#### [SUPPLIED INFORMATION]
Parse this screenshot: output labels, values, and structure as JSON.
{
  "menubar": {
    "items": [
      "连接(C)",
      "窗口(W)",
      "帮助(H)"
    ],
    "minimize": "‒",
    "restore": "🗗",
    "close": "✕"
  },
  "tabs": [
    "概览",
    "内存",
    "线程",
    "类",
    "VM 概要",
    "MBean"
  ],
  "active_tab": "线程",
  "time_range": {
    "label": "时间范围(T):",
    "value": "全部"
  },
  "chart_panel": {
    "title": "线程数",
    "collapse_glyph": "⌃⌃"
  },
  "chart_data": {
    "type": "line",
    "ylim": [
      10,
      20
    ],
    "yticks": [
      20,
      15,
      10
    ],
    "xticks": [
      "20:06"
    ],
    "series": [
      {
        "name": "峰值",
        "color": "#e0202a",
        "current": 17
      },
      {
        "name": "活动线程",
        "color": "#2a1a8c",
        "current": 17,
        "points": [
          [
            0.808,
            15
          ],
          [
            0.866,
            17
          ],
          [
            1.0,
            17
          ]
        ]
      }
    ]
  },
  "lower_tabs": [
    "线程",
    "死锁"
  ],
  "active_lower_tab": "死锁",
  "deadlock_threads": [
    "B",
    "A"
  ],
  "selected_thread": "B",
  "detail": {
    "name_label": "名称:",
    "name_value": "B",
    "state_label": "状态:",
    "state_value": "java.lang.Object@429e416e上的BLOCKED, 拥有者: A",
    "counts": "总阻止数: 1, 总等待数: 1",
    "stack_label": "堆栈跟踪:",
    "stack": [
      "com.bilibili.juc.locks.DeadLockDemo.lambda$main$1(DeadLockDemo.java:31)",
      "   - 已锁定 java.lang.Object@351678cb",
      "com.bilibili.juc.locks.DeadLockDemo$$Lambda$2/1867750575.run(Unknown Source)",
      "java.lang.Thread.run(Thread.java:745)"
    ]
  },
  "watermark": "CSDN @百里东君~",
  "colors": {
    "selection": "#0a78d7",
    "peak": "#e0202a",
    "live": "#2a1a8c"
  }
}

#### [EXERCISE DESCRIPTION]
From the records above, extract each line exactly as shown.

#### [SOLUTION FOR THIS TASK]
Parse this screenshot: output labels, values, and structure as JSON.
{
  "menubar": {
    "items": [
      "连接(C)",
      "窗口(W)",
      "帮助(H)"
    ],
    "minimize": "‒",
    "restore": "🗗",
    "close": "✕"
  },
  "tabs": [
    "概览",
    "内存",
    "线程",
    "类",
    "VM 概要",
    "MBean"
  ],
  "active_tab": "线程",
  "time_range": {
    "label": "时间范围(T):",
    "value": "全部"
  },
  "chart_panel": {
    "title": "线程数",
    "collapse_glyph": "⌃⌃"
  },
  "chart_data": {
    "type": "line",
    "ylim": [
      10,
      20
    ],
    "yticks": [
      20,
      15,
      10
    ],
    "xticks": [
      "20:06"
    ],
    "series": [
      {
        "name": "峰值",
        "color": "#e0202a",
        "current": 17
      },
      {
        "name": "活动线程",
        "color": "#2a1a8c",
        "current": 17,
        "points": [
          [
            0.808,
            15
          ],
          [
            0.866,
            17
          ],
          [
            1.0,
            17
          ]
        ]
      }
    ]
  },
  "lower_tabs": [
    "线程",
    "死锁"
  ],
  "active_lower_tab": "死锁",
  "deadlock_threads": [
    "B",
    "A"
  ],
  "selected_thread": "B",
  "detail": {
    "name_label": "名称:",
    "name_value": "B",
    "state_label": "状态:",
    "state_value": "java.lang.Object@429e416e上的BLOCKED, 拥有者: A",
    "counts": "总阻止数: 1, 总等待数: 1",
    "stack_label": "堆栈跟踪:",
    "stack": [
      "com.bilibili.juc.locks.DeadLockDemo.lambda$main$1(DeadLockDemo.java:31)",
      "   - 已锁定 java.lang.Object@351678cb",
      "com.bilibili.juc.locks.DeadLockDemo$$Lambda$2/1867750575.run(Unknown Source)",
      "java.lang.Thread.run(Thread.java:745)"
    ]
  },
  "watermark": "CSDN @百里东君~",
  "colors": {
    "selection": "#0a78d7",
    "peak": "#e0202a",
    "live": "#2a1a8c"
  }
}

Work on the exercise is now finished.